== Required task ==
Repeat each entry as written and leave the images out of the copy.

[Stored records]
· · · · · · ·
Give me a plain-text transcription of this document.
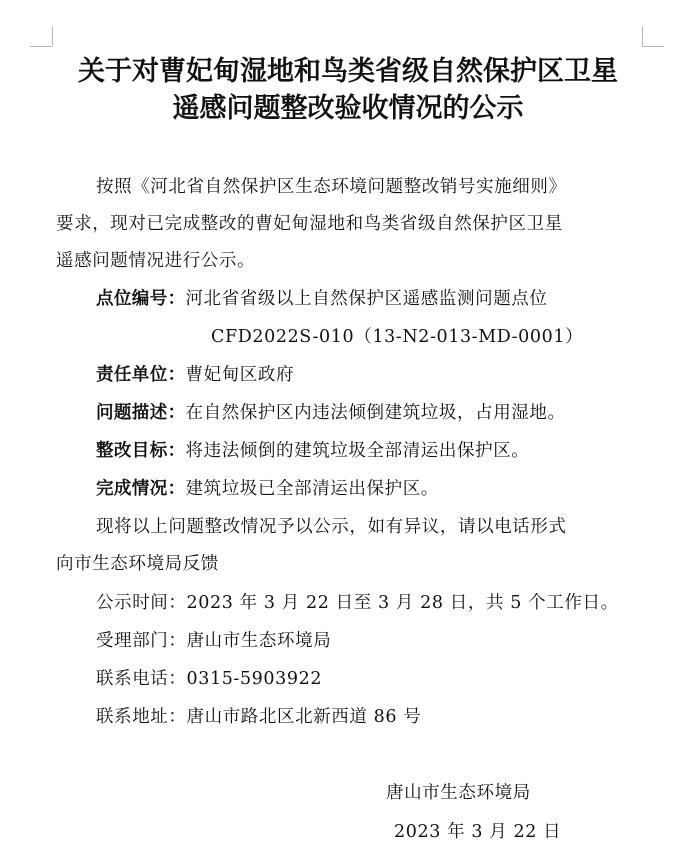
关于对曹妃甸湿地和鸟类省级自然保护区卫星
遥感问题整改验收情况的公示
按照《河北省自然保护区生态环境问题整改销号实施细则》
要求，现对已完成整改的曹妃甸湿地和鸟类省级自然保护区卫星
遥感问题情况进行公示。
点位编号：河北省省级以上自然保护区遥感监测问题点位
CFD2022S-010（13-N2-013-MD-0001）
责任单位：曹妃甸区政府
问题描述：在自然保护区内违法倾倒建筑垃圾，占用湿地。
整改目标：将违法倾倒的建筑垃圾全部清运出保护区。
完成情况：建筑垃圾已全部清运出保护区。
现将以上问题整改情况予以公示，如有异议，请以电话形式
向市生态环境局反馈
公示时间：2023 年 3 月 22 日至 3 月 28 日，共 5 个工作日。
受理部门：唐山市生态环境局
联系电话：0315-5903922
联系地址：唐山市路北区北新西道 86 号
唐山市生态环境局
2023 年 3 月 22 日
· · · · · · ·
== Task solution ==
Give me a plain-text transcription of this document.
关于对曹妃甸湿地和鸟类省级自然保护区卫星
遥感问题整改验收情况的公示
按照《河北省自然保护区生态环境问题整改销号实施细则》
要求，现对已完成整改的曹妃甸湿地和鸟类省级自然保护区卫星
遥感问题情况进行公示。
点位编号：河北省省级以上自然保护区遥感监测问题点位
CFD2022S-010（13-N2-013-MD-0001）
责任单位：曹妃甸区政府
问题描述：在自然保护区内违法倾倒建筑垃圾，占用湿地。
整改目标：将违法倾倒的建筑垃圾全部清运出保护区。
完成情况：建筑垃圾已全部清运出保护区。
现将以上问题整改情况予以公示，如有异议，请以电话形式
向市生态环境局反馈
公示时间：2023 年 3 月 22 日至 3 月 28 日，共 5 个工作日。
受理部门：唐山市生态环境局
联系电话：0315-5903922
联系地址：唐山市路北区北新西道 86 号
唐山市生态环境局
2023 年 3 月 22 日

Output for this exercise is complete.